• SELECTION:
* * *

# Solved: "t" key opens new tab on internet



## Anniversity (Oct 14, 2009)

I have a Dell Inspiron with Vista that I got in July, 2009. Have had some problems, including the inability to type while on the internet. Every fourth or fifth keystroke does not register. This makes it impossible to enter passwords or send messages over the internet. Also, every time I strike the "t" key it opens a new tab instead of typing the letter "t". Any idea how to turn that function off?


----------



## DoubleHelix (Dec 10, 2004)

Sounds like the control key is stuck. Has the laptop been physically damaged in any way?


----------



## Anniversity (Oct 14, 2009)

No, I've been very careful with it. It hasn't even left my house. Is there a way that I can "test" it to see if the control key is damaged?


----------



## Phantom010 (Mar 9, 2009)

Hit the ALT + DEL keys together (without touching the CTRL key). Does the Task Manager open?


----------



## Anniversity (Oct 14, 2009)

Great idea. Will try this tonight (don't have my laptop with me). If it opens I suppose that means that the control key is stuck. ??


----------



## Phantom010 (Mar 9, 2009)

Anniversity said:


> Great idea. Will try this tonight (don't have my laptop with me). If it opens I suppose that means that the control key is stuck. ??


Yes. But, I'd be willing to bet it won't be...  Unless you remember spilling a glass of orange juice on your keyboard...


----------



## DoubleHelix (Dec 10, 2004)

If the laptop hasn't been physically damaged, and the CTRL keys can be easily and normally depressed, then the problem is deeper and likely needs to repaired by a tech, depending on how technically savvy you are with hardware.

* * *

• AIM A: Rewrite the part of the records that opens with the line containing "Element localization: list" and closes with the line containing "text: پ) تابع", putting "bounding box" in place of "bbox" and changing nothing else.
The forum thread and the records come from unrelated sources.

• DATA IN THIS EXERCISE:
* * *

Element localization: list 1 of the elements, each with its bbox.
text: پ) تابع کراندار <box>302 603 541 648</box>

* * *

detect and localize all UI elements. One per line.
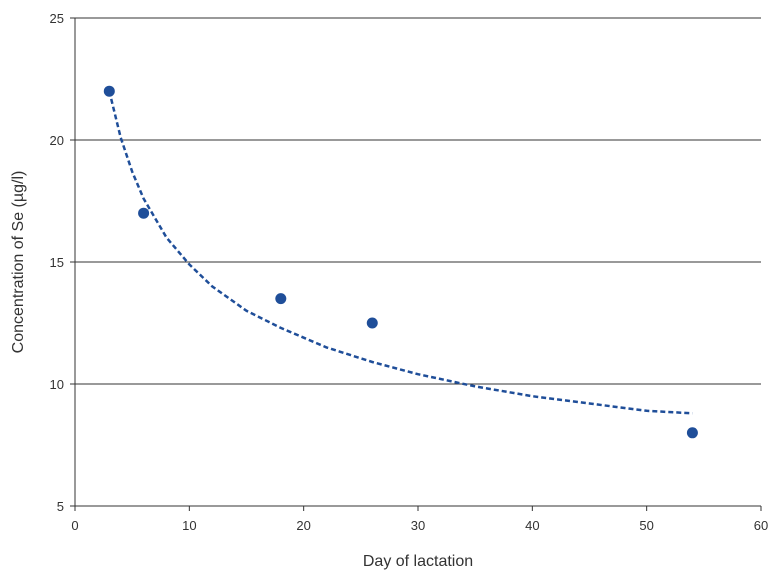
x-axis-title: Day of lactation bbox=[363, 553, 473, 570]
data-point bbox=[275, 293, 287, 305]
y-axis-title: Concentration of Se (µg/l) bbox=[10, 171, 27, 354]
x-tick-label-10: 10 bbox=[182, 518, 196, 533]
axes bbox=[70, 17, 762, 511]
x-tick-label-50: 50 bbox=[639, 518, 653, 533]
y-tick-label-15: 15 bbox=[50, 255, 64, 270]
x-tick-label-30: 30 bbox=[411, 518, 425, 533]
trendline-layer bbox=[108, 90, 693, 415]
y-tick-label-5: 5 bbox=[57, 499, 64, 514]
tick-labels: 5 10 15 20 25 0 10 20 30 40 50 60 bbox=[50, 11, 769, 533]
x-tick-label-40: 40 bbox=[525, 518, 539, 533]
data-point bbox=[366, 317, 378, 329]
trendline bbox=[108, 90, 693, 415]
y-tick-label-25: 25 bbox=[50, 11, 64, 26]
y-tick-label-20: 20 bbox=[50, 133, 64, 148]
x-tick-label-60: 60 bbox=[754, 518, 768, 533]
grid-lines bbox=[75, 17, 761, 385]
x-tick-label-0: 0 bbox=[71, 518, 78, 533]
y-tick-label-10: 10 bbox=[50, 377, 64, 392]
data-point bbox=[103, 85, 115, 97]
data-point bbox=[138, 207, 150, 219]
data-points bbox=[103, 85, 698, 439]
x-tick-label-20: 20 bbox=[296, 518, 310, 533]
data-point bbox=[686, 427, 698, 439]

* * *

• AIM B: In the forum thread about the "t" key opening a new tab, which keys does Phantom010 say to hit together?

• REPLY A:
Element localization: list 1 of the elements, each with its bounding box.
text: پ) تابع کراندار <box>302 603 541 648</box>

• REPLY B: ALT + DEL, without touching the CTRL key.